• **Directions**: Filter this material down to the lines that hold "bagażniku", copying each one.

• **Source data**:
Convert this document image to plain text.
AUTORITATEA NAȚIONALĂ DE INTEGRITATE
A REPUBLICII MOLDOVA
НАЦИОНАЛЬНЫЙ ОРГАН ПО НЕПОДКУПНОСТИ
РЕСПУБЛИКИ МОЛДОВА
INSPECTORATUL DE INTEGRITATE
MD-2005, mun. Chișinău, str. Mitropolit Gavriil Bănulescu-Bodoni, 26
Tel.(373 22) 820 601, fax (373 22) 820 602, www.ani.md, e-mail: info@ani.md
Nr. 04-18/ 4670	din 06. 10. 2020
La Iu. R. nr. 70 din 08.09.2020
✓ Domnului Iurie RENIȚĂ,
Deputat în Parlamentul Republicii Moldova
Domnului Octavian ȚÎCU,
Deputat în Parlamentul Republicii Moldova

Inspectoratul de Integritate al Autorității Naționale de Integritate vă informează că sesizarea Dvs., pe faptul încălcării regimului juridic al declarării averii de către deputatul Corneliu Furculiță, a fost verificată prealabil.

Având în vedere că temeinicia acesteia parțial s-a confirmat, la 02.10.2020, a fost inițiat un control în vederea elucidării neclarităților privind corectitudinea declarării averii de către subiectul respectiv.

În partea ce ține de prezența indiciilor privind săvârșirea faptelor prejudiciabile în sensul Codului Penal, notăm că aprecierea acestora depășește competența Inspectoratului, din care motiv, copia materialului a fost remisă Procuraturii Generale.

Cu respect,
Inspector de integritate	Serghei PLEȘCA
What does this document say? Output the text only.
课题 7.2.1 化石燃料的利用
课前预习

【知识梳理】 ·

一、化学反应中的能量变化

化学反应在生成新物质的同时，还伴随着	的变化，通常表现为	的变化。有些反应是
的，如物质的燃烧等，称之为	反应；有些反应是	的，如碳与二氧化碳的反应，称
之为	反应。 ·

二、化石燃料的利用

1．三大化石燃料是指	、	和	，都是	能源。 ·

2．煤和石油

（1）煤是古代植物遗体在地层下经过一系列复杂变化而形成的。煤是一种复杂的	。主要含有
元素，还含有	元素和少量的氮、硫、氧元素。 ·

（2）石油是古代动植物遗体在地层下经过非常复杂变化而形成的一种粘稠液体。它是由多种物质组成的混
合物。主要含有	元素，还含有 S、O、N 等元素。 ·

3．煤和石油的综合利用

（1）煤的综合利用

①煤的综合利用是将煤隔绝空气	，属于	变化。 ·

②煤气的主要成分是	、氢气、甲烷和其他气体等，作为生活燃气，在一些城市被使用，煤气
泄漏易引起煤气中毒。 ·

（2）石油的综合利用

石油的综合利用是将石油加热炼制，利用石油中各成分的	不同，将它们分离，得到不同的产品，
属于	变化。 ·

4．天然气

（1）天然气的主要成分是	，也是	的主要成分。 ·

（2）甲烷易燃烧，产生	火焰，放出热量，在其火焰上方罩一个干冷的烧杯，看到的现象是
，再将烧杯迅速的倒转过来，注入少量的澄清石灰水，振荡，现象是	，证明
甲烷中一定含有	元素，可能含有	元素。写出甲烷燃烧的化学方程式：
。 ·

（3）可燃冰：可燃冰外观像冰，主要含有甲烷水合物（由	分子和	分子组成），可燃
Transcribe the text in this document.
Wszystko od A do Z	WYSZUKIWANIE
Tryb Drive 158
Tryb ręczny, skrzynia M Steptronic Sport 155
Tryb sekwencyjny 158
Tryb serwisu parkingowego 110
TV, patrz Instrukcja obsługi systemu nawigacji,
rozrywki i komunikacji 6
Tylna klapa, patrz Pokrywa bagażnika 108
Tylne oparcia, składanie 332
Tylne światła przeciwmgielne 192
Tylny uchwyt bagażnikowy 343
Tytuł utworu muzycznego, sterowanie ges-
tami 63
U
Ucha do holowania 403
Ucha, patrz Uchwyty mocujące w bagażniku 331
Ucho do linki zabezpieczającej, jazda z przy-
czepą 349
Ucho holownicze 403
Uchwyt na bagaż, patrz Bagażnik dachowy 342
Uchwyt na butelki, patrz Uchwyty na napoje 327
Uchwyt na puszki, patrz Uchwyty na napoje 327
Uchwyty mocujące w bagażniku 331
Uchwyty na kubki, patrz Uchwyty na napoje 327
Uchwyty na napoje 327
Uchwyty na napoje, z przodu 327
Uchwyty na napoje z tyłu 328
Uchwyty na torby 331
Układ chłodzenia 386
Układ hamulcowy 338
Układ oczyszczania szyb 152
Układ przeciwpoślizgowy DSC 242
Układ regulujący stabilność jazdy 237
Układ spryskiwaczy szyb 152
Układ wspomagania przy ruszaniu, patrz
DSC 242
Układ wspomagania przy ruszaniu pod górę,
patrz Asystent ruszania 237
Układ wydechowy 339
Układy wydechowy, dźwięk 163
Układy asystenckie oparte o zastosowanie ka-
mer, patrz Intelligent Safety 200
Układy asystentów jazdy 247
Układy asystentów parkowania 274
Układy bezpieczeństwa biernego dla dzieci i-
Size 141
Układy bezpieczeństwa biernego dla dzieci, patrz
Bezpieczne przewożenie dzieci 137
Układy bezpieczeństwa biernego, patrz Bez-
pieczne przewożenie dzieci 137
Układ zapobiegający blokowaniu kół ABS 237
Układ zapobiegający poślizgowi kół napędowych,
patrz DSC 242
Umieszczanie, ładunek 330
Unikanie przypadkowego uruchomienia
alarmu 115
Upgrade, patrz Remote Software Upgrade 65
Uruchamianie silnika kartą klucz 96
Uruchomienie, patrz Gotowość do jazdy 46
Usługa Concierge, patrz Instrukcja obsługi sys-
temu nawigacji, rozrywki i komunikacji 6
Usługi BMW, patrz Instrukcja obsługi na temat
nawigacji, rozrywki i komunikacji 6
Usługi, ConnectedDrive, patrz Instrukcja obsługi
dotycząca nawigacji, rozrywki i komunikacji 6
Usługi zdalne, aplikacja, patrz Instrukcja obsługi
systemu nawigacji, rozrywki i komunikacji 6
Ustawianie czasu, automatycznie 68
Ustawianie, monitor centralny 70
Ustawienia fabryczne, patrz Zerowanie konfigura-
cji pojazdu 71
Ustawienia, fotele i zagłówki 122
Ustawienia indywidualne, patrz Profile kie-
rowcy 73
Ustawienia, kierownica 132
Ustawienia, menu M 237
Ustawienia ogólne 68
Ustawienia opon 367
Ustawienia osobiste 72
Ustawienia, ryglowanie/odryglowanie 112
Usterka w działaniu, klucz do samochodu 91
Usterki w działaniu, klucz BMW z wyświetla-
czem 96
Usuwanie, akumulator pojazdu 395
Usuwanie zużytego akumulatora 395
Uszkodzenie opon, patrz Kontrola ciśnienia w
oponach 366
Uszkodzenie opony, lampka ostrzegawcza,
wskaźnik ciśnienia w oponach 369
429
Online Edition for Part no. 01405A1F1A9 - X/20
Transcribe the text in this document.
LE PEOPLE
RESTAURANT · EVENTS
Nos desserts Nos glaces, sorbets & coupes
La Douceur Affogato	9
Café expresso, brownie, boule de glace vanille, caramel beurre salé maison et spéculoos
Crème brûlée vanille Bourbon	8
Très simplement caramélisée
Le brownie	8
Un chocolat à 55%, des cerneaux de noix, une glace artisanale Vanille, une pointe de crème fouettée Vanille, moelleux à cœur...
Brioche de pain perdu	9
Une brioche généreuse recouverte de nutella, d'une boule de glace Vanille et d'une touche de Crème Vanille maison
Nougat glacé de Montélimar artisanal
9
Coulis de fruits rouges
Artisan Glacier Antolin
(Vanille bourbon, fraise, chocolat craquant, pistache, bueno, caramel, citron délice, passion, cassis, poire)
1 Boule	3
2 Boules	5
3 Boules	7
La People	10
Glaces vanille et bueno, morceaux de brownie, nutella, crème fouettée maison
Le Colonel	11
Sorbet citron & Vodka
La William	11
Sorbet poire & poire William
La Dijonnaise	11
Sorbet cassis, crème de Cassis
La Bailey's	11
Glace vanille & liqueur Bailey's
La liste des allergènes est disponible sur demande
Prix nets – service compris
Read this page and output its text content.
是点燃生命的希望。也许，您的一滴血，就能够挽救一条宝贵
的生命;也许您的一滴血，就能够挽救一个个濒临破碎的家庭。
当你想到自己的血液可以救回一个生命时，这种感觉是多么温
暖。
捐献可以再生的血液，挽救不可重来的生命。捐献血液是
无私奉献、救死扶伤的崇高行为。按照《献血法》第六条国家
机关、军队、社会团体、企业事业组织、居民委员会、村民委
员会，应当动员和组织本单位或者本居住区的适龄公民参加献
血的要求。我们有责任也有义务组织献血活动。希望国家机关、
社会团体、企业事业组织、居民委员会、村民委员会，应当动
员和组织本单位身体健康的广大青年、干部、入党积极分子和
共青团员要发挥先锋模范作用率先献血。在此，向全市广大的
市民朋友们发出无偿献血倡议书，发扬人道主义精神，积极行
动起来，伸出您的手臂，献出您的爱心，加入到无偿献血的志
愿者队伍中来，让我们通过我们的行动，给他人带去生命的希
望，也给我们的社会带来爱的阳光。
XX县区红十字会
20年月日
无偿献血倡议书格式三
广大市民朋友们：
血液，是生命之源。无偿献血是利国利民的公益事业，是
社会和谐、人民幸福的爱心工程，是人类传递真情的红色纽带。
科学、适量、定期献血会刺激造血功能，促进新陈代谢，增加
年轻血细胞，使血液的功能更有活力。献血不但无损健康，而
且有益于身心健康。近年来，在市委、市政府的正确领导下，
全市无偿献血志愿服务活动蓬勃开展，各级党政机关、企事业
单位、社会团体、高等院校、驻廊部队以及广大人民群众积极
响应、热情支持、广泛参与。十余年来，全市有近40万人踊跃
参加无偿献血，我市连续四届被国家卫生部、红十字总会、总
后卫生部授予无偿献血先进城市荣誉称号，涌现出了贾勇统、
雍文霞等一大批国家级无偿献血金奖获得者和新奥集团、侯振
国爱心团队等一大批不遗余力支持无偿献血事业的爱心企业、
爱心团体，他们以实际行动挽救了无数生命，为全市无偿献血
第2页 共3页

• **Expected output**:
Ucha, patrz Uchwyty mocujące w bagażniku 331
Uchwyty mocujące w bagażniku 331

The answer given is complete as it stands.